Data records:

══════════

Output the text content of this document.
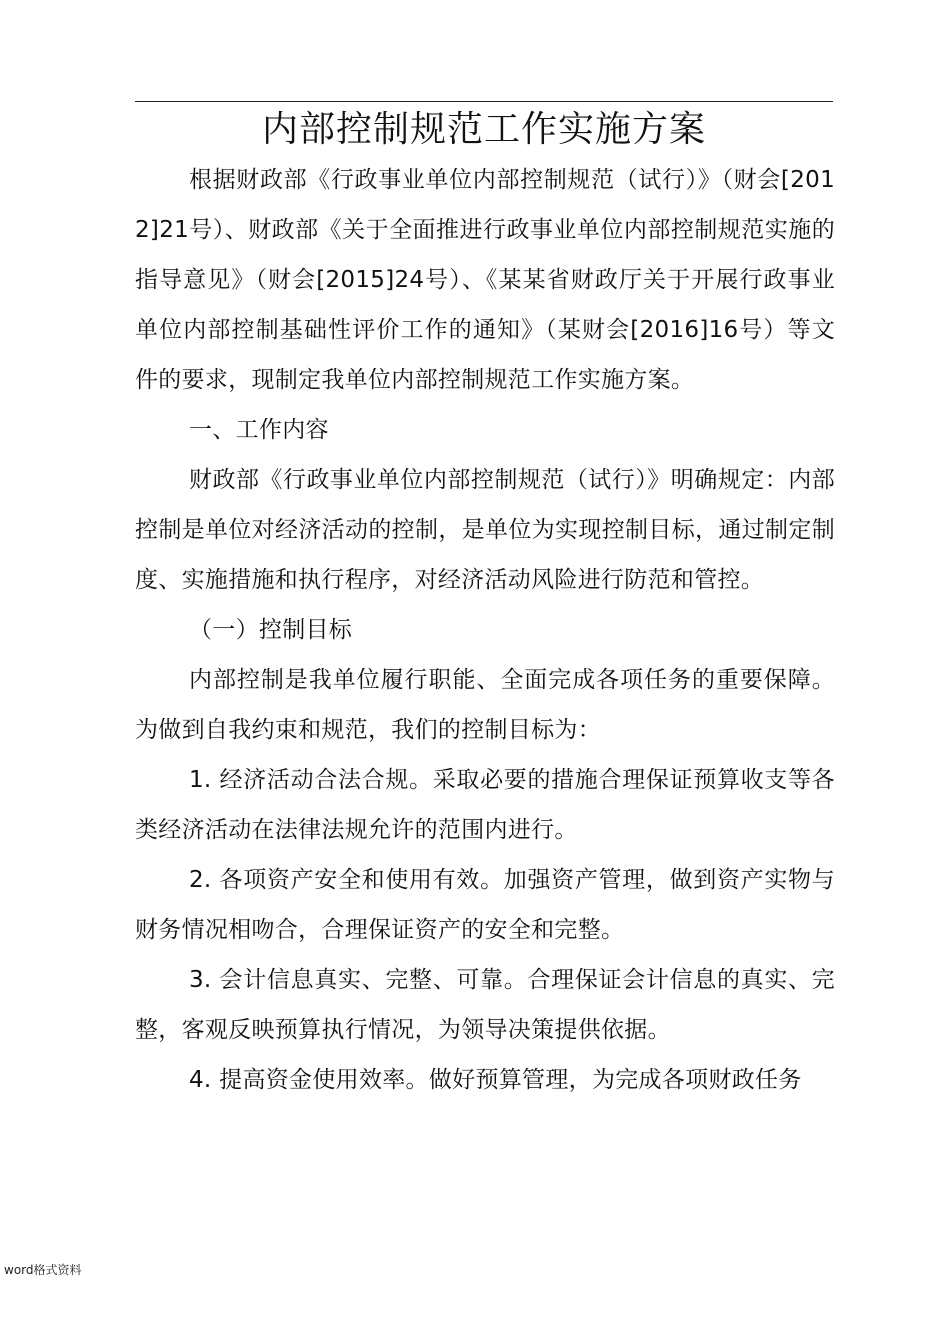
内部控制规范工作实施方案

根据财政部《行政事业单位内部控制规范（试行）》（财会[2012]21号）、财政部《关于全面推进行政事业单位内部控制规范实施的指导意见》（财会[2015]24号）、《某某省财政厅关于开展行政事业单位内部控制基础性评价工作的通知》（某财会[2016]16号）等文件的要求，现制定我单位内部控制规范工作实施方案。

一、工作内容

财政部《行政事业单位内部控制规范（试行）》明确规定：内部控制是单位对经济活动的控制，是单位为实现控制目标，通过制定制度、实施措施和执行程序，对经济活动风险进行防范和管控。

（一）控制目标

内部控制是我单位履行职能、全面完成各项任务的重要保障。为做到自我约束和规范，我们的控制目标为：

1. 经济活动合法合规。采取必要的措施合理保证预算收支等各类经济活动在法律法规允许的范围内进行。

2. 各项资产安全和使用有效。加强资产管理，做到资产实物与财务情况相吻合，合理保证资产的安全和完整。

3. 会计信息真实、完整、可靠。合理保证会计信息的真实、完整，客观反映预算执行情况，为领导决策提供依据。

4. 提高资金使用效率。做好预算管理，为完成各项财政任务

word格式资料
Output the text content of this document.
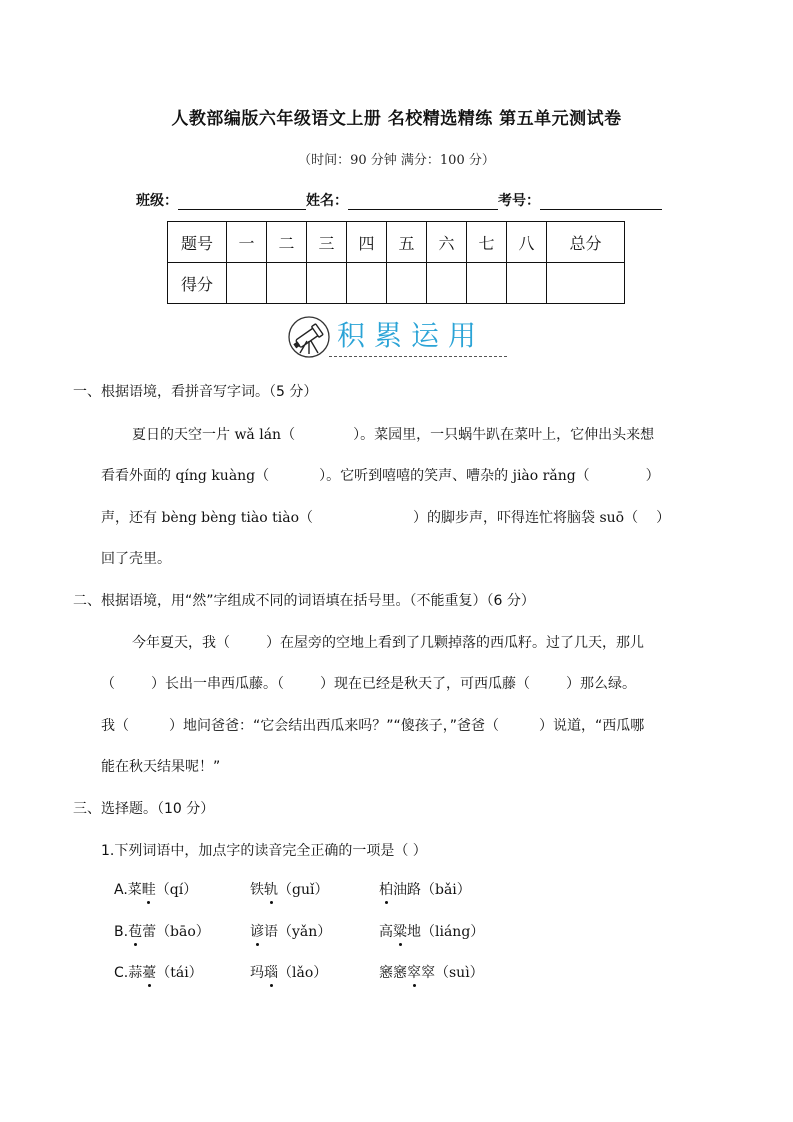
人教部编版六年级语文上册 名校精选精练 第五单元测试卷
（时间：90 分钟 满分：100 分）
班级：	姓名：	考号：
题号	一	二	三	四	五	六	七	八	总分
得分									
积累运用
一、根据语境，看拼音写字词。（5 分）
夏日的天空一片 wǎ lán（	）。菜园里，一只蜗牛趴在菜叶上，它伸出头来想
看看外面的 qíng kuàng（	）。它听到嘻嘻的笑声、嘈杂的 jiào rǎng（	）
声，还有 bèng bèng tiào tiào（	）的脚步声，吓得连忙将脑袋 suō（ ）
回了壳里。
二、根据语境，用“然”字组成不同的词语填在括号里。（不能重复）（6 分）
今年夏天，我（	）在屋旁的空地上看到了几颗掉落的西瓜籽。过了几天，那儿
（	）长出一串西瓜藤。（	）现在已经是秋天了，可西瓜藤（	）那么绿。
我（	）地问爸爸：“它会结出西瓜来吗？”“傻孩子，”爸爸（	）说道，“西瓜哪
能在秋天结果呢！”
三、选择题。（10 分）
1.下列词语中，加点字的读音完全正确的一项是（ ）
A.菜畦（qí）	铁轨（guǐ）	柏油路（bǎi）
B.苞蕾（bāo）	谚语（yǎn）	高粱地（liáng）
C.蒜薹（tái）	玛瑙（lǎo）	窸窸窣窣（suì）
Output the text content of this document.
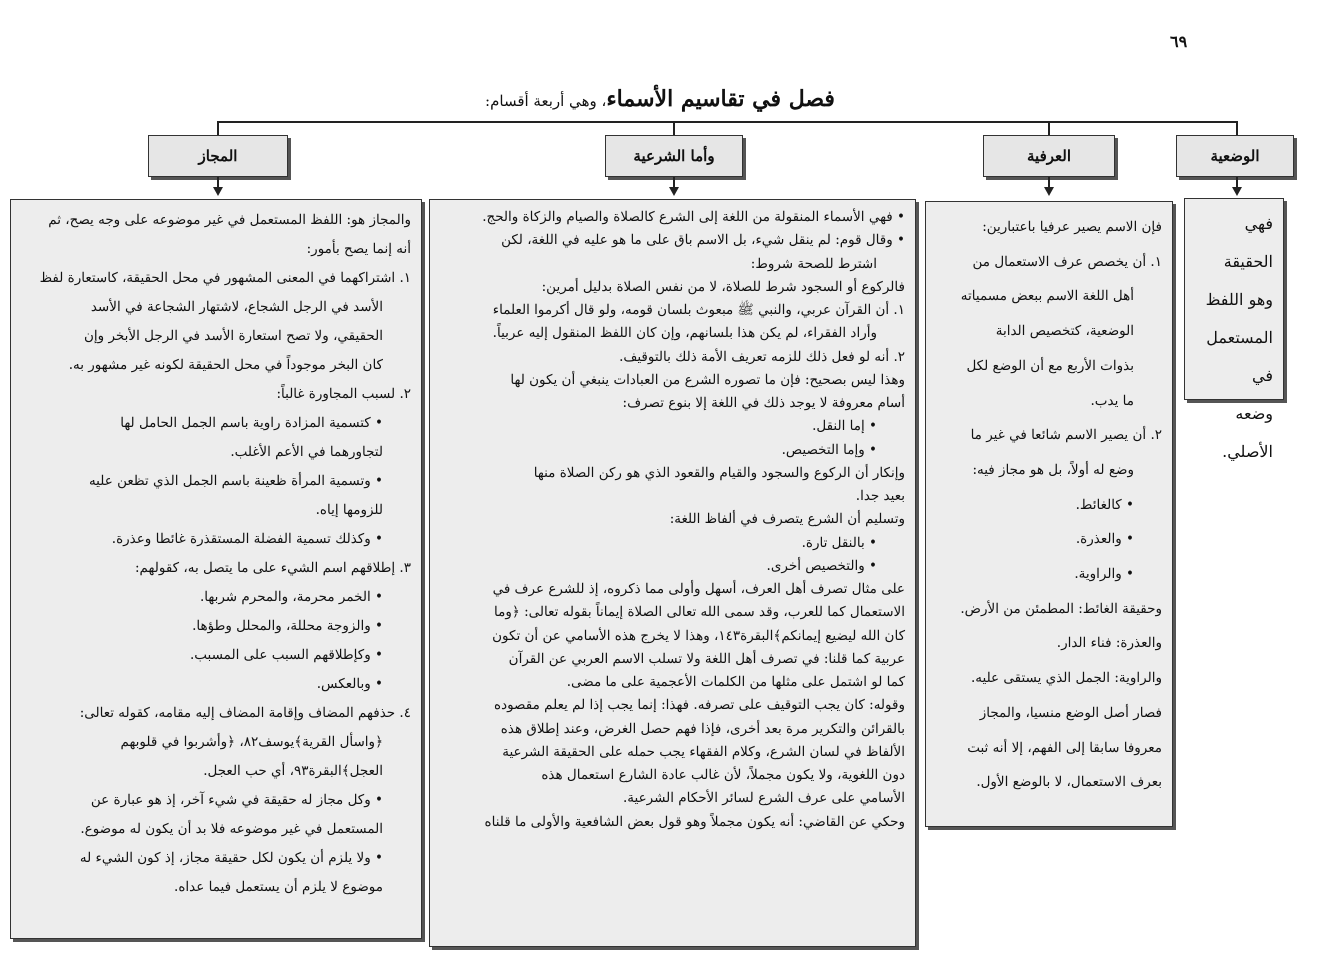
٦٩
فصل في تقاسيم الأسماء، وهي أربعة أقسام:
الوضعية
العرفية
وأما الشرعية
المجاز

فهي الحقيقة

وهو اللفظ

المستعمل في

وضعه

الأصلي.

فإن الاسم يصير عرفيا باعتبارين:

١. أن يخصص عرف الاستعمال من

أهل اللغة الاسم ببعض مسمياته

الوضعية، كتخصيص الدابة

بذوات الأربع مع أن الوضع لكل

ما يدب.

٢. أن يصير الاسم شائعا في غير ما

وضع له أولاً، بل هو مجاز فيه:

• كالغائط.

• والعذرة.

• والراوية.

وحقيقة الغائط: المطمئن من الأرض.

والعذرة: فناء الدار.

والراوية: الجمل الذي يستقى عليه.

فصار أصل الوضع منسيا، والمجاز

معروفا سابقا إلى الفهم، إلا أنه ثبت

بعرف الاستعمال، لا بالوضع الأول.

• فهي الأسماء المنقولة من اللغة إلى الشرع كالصلاة والصيام والزكاة والحج.

• وقال قوم: لم ينقل شيء، بل الاسم باق على ما هو عليه في اللغة، لكن

اشترط للصحة شروط:

فالركوع أو السجود شرط للصلاة، لا من نفس الصلاة بدليل أمرين:

١. أن القرآن عربي، والنبي ﷺ مبعوث بلسان قومه، ولو قال أكرموا العلماء

وأراد الفقراء، لم يكن هذا بلسانهم، وإن كان اللفظ المنقول إليه عربياً.

٢. أنه لو فعل ذلك للزمه تعريف الأمة ذلك بالتوقيف.

وهذا ليس بصحيح: فإن ما تصوره الشرع من العبادات ينبغي أن يكون لها

أسام معروفة لا يوجد ذلك في اللغة إلا بنوع تصرف:

• إما النقل.

• وإما التخصيص.

وإنكار أن الركوع والسجود والقيام والقعود الذي هو ركن الصلاة منها

بعيد جدا.

وتسليم أن الشرع يتصرف في ألفاظ اللغة:

• بالنقل تارة.

• والتخصيص أخرى.

على مثال تصرف أهل العرف، أسهل وأولى مما ذكروه، إذ للشرع عرف في

الاستعمال كما للعرب، وقد سمى الله تعالى الصلاة إيماناً بقوله تعالى: ﴿وما

كان الله ليضيع إيمانكم﴾البقرة١٤٣، وهذا لا يخرج هذه الأسامي عن أن تكون

عربية كما قلنا: في تصرف أهل اللغة ولا تسلب الاسم العربي عن القرآن

كما لو اشتمل على مثلها من الكلمات الأعجمية على ما مضى.

وقوله: كان يجب التوقيف على تصرفه. فهذا: إنما يجب إذا لم يعلم مقصوده

بالقرائن والتكرير مرة بعد أخرى، فإذا فهم حصل الغرض، وعند إطلاق هذه

الألفاظ في لسان الشرع، وكلام الفقهاء يجب حمله على الحقيقة الشرعية

دون اللغوية، ولا يكون مجملاً، لأن غالب عادة الشارع استعمال هذه

الأسامي على عرف الشرع لسائر الأحكام الشرعية.

وحكي عن القاضي: أنه يكون مجملاً وهو قول بعض الشافعية والأولى ما قلناه

والمجاز هو: اللفظ المستعمل في غير موضوعه على وجه يصح، ثم

أنه إنما يصح بأمور:

١. اشتراكهما في المعنى المشهور في محل الحقيقة، كاستعارة لفظ

الأسد في الرجل الشجاع، لاشتهار الشجاعة في الأسد

الحقيقي، ولا تصح استعارة الأسد في الرجل الأبخر وإن

كان البخر موجوداً في محل الحقيقة لكونه غير مشهور به.

٢. لسبب المجاورة غالباً:

• كتسمية المزادة راوية باسم الجمل الحامل لها

لتجاورهما في الأعم الأغلب.

• وتسمية المرأة ظعينة باسم الجمل الذي تظعن عليه

للزومها إياه.

• وكذلك تسمية الفضلة المستقذرة غائطا وعذرة.

٣. إطلاقهم اسم الشيء على ما يتصل به، كقولهم:

• الخمر محرمة، والمحرم شربها.

• والزوجة محللة، والمحلل وطؤها.

• وكإطلاقهم السبب على المسبب.

• وبالعكس.

٤. حذفهم المضاف وإقامة المضاف إليه مقامه، كقوله تعالى:

﴿واسأل القرية﴾يوسف٨٢، ﴿وأشربوا في قلوبهم

العجل﴾البقرة٩٣، أي حب العجل.

• وكل مجاز له حقيقة في شيء آخر، إذ هو عبارة عن

المستعمل في غير موضوعه فلا بد أن يكون له موضوع.

• ولا يلزم أن يكون لكل حقيقة مجاز، إذ كون الشيء له

موضوع لا يلزم أن يستعمل فيما عداه.
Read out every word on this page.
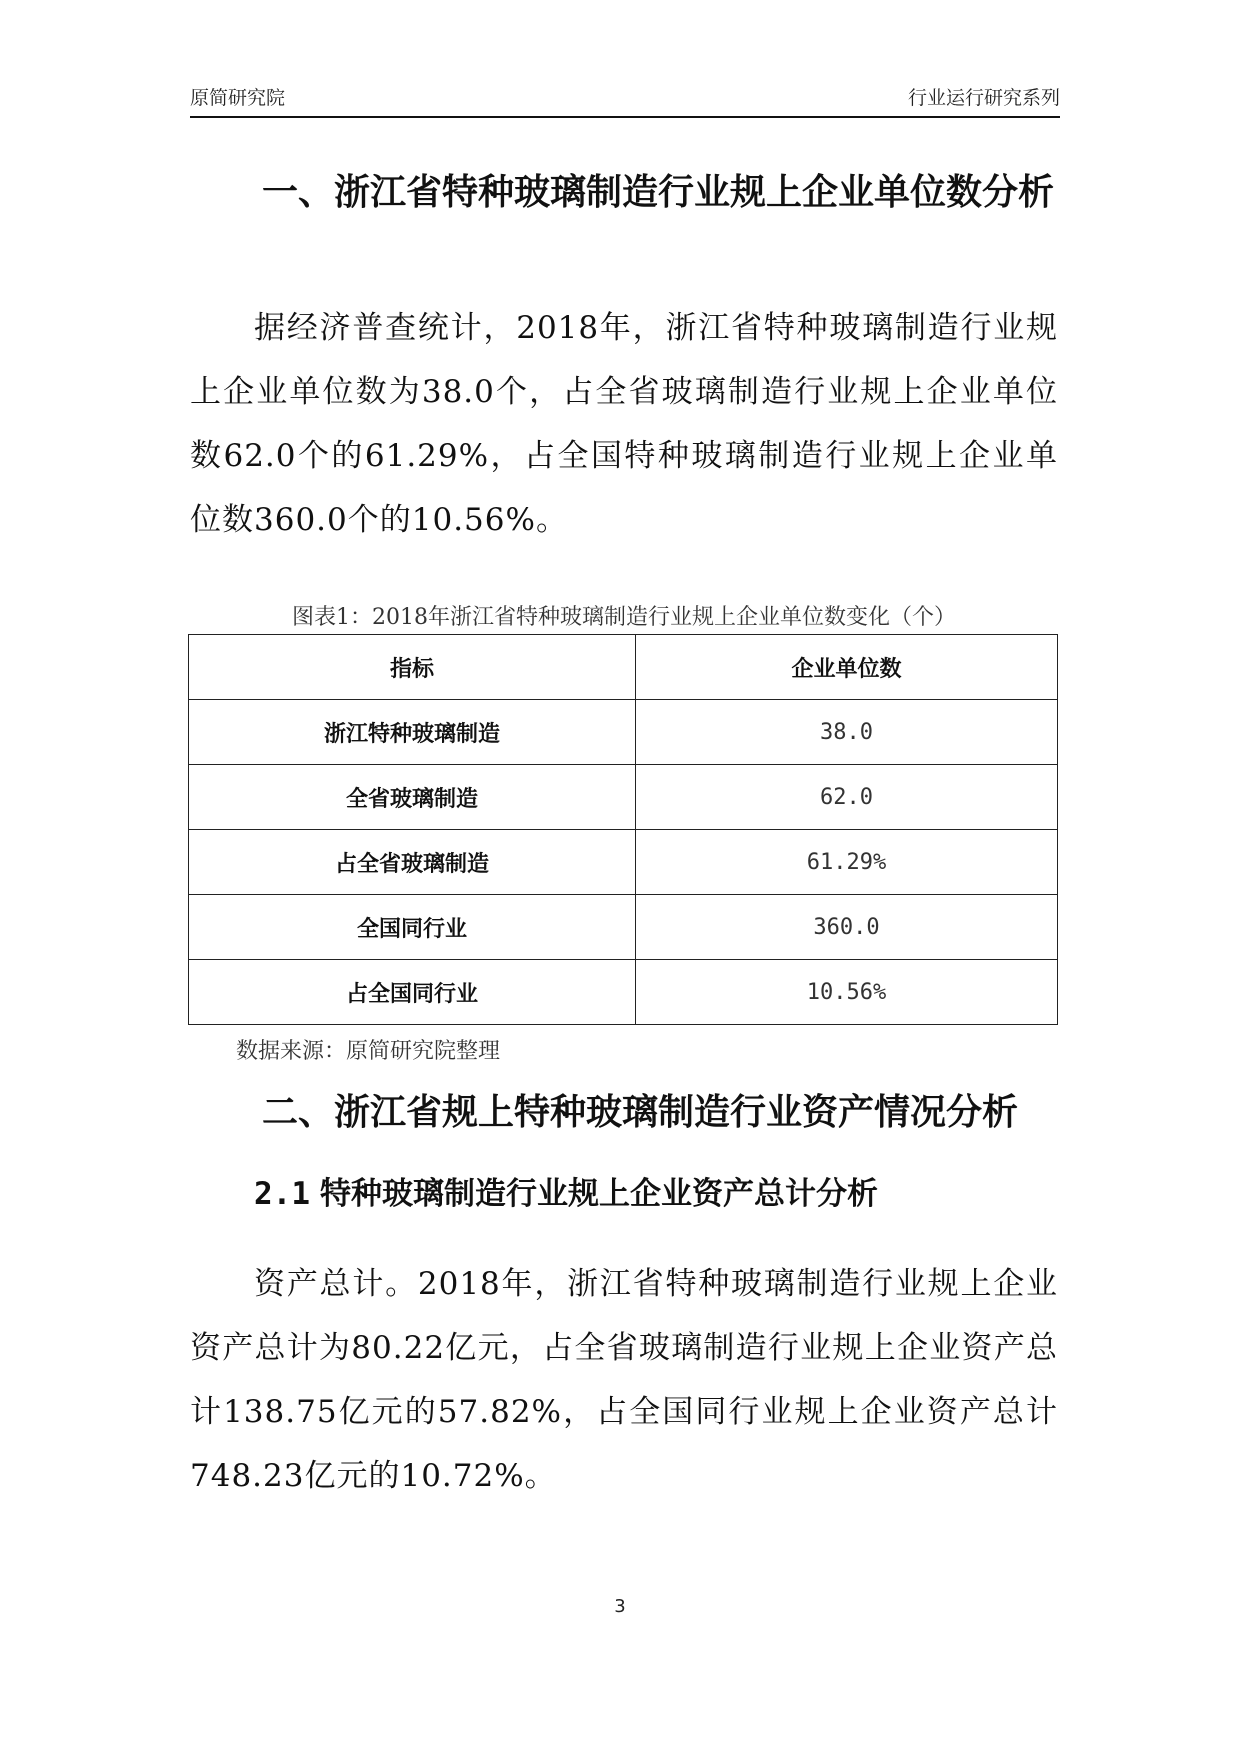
原简研究院	行业运行研究系列
一、浙江省特种玻璃制造行业规上企业单位数分析

据经济普查统计，2018年，浙江省特种玻璃制造行业规上企业单位数为38.0个，占全省玻璃制造行业规上企业单位数62.0个的61.29%，占全国特种玻璃制造行业规上企业单位数360.0个的10.56%。

图表1：2018年浙江省特种玻璃制造行业规上企业单位数变化（个）
指标	企业单位数
浙江特种玻璃制造	38.0
全省玻璃制造	62.0
占全省玻璃制造	61.29%
全国同行业	360.0
占全国同行业	10.56%
数据来源：原简研究院整理
二、浙江省规上特种玻璃制造行业资产情况分析
2.1 特种玻璃制造行业规上企业资产总计分析

资产总计。2018年，浙江省特种玻璃制造行业规上企业资产总计为80.22亿元，占全省玻璃制造行业规上企业资产总计138.75亿元的57.82%，占全国同行业规上企业资产总计748.23亿元的10.72%。

3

══════════

What you have to do: From the line that contains "Read out every word on this page." to the end of the material above, output every line exactly, both ends included, but leave out any pictures.

Response to the exercise:
Read out every word on this page.
原简研究院	行业运行研究系列
一、浙江省特种玻璃制造行业规上企业单位数分析

据经济普查统计，2018年，浙江省特种玻璃制造行业规上企业单位数为38.0个，占全省玻璃制造行业规上企业单位数62.0个的61.29%，占全国特种玻璃制造行业规上企业单位数360.0个的10.56%。

图表1：2018年浙江省特种玻璃制造行业规上企业单位数变化（个）
指标	企业单位数
浙江特种玻璃制造	38.0
全省玻璃制造	62.0
占全省玻璃制造	61.29%
全国同行业	360.0
占全国同行业	10.56%
数据来源：原简研究院整理
二、浙江省规上特种玻璃制造行业资产情况分析
2.1 特种玻璃制造行业规上企业资产总计分析

资产总计。2018年，浙江省特种玻璃制造行业规上企业资产总计为80.22亿元，占全省玻璃制造行业规上企业资产总计138.75亿元的57.82%，占全国同行业规上企业资产总计748.23亿元的10.72%。

3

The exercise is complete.